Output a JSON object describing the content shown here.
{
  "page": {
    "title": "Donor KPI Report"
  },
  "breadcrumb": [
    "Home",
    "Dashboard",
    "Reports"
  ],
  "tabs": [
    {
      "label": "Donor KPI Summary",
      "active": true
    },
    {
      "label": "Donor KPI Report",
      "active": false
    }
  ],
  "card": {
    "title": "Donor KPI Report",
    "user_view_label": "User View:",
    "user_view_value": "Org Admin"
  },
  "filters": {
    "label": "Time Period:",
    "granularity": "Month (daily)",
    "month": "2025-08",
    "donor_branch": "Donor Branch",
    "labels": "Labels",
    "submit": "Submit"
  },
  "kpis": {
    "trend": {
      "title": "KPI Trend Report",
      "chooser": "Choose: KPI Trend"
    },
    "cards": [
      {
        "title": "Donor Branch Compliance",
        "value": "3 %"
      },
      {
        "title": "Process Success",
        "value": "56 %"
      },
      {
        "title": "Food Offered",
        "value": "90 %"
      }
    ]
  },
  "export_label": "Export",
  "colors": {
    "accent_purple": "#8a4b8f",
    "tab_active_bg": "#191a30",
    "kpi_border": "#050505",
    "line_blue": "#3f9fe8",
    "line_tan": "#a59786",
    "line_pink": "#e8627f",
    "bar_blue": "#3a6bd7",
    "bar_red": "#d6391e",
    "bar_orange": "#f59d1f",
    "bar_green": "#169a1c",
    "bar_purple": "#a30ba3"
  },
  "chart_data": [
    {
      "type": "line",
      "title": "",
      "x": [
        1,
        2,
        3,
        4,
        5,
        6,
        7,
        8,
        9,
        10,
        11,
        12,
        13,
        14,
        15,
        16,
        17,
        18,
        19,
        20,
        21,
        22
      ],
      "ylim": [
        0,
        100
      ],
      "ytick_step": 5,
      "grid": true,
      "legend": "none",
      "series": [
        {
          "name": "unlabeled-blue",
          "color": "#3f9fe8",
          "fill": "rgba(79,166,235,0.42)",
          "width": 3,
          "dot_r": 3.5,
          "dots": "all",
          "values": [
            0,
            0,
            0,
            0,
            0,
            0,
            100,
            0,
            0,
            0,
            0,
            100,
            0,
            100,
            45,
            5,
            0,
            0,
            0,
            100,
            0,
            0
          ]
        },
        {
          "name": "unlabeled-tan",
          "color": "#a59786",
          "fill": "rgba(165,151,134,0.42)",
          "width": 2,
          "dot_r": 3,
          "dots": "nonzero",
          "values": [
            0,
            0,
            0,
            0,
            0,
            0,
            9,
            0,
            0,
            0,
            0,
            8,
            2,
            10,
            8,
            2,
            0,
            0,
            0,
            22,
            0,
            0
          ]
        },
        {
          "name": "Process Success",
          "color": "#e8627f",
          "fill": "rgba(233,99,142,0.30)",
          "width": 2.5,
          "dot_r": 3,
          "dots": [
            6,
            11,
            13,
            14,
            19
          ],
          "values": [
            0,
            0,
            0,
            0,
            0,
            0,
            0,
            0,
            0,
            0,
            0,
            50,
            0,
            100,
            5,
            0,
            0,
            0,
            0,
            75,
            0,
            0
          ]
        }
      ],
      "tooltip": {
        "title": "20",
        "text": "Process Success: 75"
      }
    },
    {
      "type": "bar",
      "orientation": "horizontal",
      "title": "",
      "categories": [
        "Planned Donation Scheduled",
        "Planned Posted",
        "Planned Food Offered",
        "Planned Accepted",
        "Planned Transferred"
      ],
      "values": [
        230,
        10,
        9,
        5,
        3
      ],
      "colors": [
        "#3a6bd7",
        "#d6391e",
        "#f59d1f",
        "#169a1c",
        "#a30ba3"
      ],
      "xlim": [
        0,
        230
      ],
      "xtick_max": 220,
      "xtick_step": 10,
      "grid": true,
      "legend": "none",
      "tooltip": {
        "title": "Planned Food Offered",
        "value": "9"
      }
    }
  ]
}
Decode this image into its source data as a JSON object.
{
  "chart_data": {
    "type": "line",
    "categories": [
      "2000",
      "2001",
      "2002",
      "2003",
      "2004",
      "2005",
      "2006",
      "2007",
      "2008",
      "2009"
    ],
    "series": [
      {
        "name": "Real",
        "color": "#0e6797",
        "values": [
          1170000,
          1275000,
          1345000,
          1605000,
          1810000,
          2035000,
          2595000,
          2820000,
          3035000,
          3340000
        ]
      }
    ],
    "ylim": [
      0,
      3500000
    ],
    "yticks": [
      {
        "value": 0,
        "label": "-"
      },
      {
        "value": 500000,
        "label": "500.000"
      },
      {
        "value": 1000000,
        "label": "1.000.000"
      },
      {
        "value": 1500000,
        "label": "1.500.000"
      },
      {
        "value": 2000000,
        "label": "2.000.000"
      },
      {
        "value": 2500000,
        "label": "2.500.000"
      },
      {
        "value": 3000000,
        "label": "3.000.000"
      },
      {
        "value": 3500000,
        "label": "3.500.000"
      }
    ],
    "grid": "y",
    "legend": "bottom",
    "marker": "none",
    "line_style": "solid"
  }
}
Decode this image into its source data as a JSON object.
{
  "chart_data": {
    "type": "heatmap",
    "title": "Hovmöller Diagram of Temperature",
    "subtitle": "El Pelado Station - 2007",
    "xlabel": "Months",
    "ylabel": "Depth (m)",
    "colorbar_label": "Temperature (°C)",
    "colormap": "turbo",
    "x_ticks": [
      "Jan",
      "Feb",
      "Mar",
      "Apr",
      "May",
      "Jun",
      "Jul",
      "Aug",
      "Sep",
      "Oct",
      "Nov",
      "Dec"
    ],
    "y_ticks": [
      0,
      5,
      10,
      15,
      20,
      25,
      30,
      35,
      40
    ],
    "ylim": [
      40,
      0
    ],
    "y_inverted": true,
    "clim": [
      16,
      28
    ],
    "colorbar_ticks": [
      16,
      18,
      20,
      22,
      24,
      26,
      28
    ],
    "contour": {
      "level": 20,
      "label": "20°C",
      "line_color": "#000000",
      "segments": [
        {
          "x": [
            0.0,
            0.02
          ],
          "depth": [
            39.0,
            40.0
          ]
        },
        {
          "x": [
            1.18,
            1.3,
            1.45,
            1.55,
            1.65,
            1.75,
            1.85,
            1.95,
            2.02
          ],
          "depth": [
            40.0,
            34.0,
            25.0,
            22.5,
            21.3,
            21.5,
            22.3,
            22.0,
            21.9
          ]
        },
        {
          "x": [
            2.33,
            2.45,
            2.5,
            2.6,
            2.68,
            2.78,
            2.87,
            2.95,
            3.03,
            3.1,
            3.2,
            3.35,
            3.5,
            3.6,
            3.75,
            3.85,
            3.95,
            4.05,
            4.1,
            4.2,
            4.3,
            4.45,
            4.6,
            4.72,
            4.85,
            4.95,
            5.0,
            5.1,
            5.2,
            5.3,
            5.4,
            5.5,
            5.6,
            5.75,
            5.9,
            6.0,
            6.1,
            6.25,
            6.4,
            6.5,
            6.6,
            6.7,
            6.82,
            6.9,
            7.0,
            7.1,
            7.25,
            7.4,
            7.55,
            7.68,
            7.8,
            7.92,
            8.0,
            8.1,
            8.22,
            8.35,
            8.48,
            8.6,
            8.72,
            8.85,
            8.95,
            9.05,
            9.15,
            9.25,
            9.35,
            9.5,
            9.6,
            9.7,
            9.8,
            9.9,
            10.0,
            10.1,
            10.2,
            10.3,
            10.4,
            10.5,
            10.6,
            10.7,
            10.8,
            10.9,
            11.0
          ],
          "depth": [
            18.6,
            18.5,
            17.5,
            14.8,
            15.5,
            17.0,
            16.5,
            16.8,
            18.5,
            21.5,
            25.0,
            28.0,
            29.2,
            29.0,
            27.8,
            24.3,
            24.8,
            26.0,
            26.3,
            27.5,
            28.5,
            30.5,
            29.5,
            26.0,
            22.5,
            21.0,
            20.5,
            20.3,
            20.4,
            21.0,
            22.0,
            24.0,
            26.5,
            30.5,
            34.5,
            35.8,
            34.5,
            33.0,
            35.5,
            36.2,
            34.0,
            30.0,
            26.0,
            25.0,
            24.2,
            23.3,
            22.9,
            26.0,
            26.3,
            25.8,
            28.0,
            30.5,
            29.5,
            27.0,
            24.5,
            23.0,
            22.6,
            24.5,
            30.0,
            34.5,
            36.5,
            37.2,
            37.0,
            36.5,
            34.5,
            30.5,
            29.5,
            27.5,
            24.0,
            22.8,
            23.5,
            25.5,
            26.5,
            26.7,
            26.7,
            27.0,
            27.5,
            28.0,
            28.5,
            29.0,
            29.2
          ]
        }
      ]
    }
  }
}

==========

# INSTRUCTIONS TO FOLLOW:
Which lines contain the word "Food"? Return each of them.

# RESULT OF THE TASK:
        "title": "Food Offered",
        "Planned Food Offered",
        "title": "Planned Food Offered",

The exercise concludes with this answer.